- [EXERCISE GOAL]:
Write the listing out again, all of it, word for word.

— begin RECORDS TO PROCESS —

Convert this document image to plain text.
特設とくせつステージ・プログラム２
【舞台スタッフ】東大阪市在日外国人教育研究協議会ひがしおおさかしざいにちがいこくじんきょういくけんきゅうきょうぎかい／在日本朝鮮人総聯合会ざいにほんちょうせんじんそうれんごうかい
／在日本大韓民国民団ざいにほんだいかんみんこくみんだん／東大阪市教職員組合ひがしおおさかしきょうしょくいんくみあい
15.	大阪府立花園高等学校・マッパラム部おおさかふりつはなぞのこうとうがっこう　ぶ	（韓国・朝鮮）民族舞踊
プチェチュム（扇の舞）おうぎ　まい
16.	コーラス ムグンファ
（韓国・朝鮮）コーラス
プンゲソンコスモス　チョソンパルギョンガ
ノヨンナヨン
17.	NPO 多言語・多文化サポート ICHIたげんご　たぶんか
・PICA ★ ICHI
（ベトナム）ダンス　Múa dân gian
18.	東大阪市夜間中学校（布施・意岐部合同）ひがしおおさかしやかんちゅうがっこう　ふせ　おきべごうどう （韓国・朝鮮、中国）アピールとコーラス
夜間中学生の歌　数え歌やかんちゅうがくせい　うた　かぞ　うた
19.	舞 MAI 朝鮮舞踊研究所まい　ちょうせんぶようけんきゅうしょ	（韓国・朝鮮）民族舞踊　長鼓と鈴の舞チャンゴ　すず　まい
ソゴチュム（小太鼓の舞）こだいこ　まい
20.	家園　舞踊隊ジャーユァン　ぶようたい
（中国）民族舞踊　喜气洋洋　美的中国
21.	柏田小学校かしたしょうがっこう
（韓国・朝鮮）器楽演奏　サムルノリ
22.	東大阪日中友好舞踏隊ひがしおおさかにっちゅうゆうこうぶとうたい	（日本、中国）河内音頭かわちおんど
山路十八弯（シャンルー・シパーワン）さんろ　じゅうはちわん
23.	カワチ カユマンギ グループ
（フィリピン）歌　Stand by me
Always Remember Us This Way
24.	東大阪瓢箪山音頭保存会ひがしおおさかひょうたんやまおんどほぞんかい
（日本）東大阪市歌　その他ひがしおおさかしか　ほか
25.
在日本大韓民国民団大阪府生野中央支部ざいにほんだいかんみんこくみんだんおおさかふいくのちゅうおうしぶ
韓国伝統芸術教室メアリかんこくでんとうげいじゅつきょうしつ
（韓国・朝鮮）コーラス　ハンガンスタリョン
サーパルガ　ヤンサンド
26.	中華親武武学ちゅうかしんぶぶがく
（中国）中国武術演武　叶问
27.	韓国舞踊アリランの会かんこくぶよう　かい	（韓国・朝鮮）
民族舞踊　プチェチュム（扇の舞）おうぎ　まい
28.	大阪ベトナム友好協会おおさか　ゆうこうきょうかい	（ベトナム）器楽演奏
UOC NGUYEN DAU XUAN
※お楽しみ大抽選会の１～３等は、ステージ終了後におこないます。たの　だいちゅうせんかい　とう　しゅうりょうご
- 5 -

— end RECORDS TO PROCESS —

- [REPLY TO THE TASK]:
Convert this document image to plain text.
特設とくせつステージ・プログラム２
【舞台スタッフ】東大阪市在日外国人教育研究協議会ひがしおおさかしざいにちがいこくじんきょういくけんきゅうきょうぎかい／在日本朝鮮人総聯合会ざいにほんちょうせんじんそうれんごうかい
／在日本大韓民国民団ざいにほんだいかんみんこくみんだん／東大阪市教職員組合ひがしおおさかしきょうしょくいんくみあい
15.	大阪府立花園高等学校・マッパラム部おおさかふりつはなぞのこうとうがっこう　ぶ	（韓国・朝鮮）民族舞踊
プチェチュム（扇の舞）おうぎ　まい
16.	コーラス ムグンファ
（韓国・朝鮮）コーラス
プンゲソンコスモス　チョソンパルギョンガ
ノヨンナヨン
17.	NPO 多言語・多文化サポート ICHIたげんご　たぶんか
・PICA ★ ICHI
（ベトナム）ダンス　Múa dân gian
18.	東大阪市夜間中学校（布施・意岐部合同）ひがしおおさかしやかんちゅうがっこう　ふせ　おきべごうどう （韓国・朝鮮、中国）アピールとコーラス
夜間中学生の歌　数え歌やかんちゅうがくせい　うた　かぞ　うた
19.	舞 MAI 朝鮮舞踊研究所まい　ちょうせんぶようけんきゅうしょ	（韓国・朝鮮）民族舞踊　長鼓と鈴の舞チャンゴ　すず　まい
ソゴチュム（小太鼓の舞）こだいこ　まい
20.	家園　舞踊隊ジャーユァン　ぶようたい
（中国）民族舞踊　喜气洋洋　美的中国
21.	柏田小学校かしたしょうがっこう
（韓国・朝鮮）器楽演奏　サムルノリ
22.	東大阪日中友好舞踏隊ひがしおおさかにっちゅうゆうこうぶとうたい	（日本、中国）河内音頭かわちおんど
山路十八弯（シャンルー・シパーワン）さんろ　じゅうはちわん
23.	カワチ カユマンギ グループ
（フィリピン）歌　Stand by me
Always Remember Us This Way
24.	東大阪瓢箪山音頭保存会ひがしおおさかひょうたんやまおんどほぞんかい
（日本）東大阪市歌　その他ひがしおおさかしか　ほか
25.
在日本大韓民国民団大阪府生野中央支部ざいにほんだいかんみんこくみんだんおおさかふいくのちゅうおうしぶ
韓国伝統芸術教室メアリかんこくでんとうげいじゅつきょうしつ
（韓国・朝鮮）コーラス　ハンガンスタリョン
サーパルガ　ヤンサンド
26.	中華親武武学ちゅうかしんぶぶがく
（中国）中国武術演武　叶问
27.	韓国舞踊アリランの会かんこくぶよう　かい	（韓国・朝鮮）
民族舞踊　プチェチュム（扇の舞）おうぎ　まい
28.	大阪ベトナム友好協会おおさか　ゆうこうきょうかい	（ベトナム）器楽演奏
UOC NGUYEN DAU XUAN
※お楽しみ大抽選会の１～３等は、ステージ終了後におこないます。たの　だいちゅうせんかい　とう　しゅうりょうご
- 5 -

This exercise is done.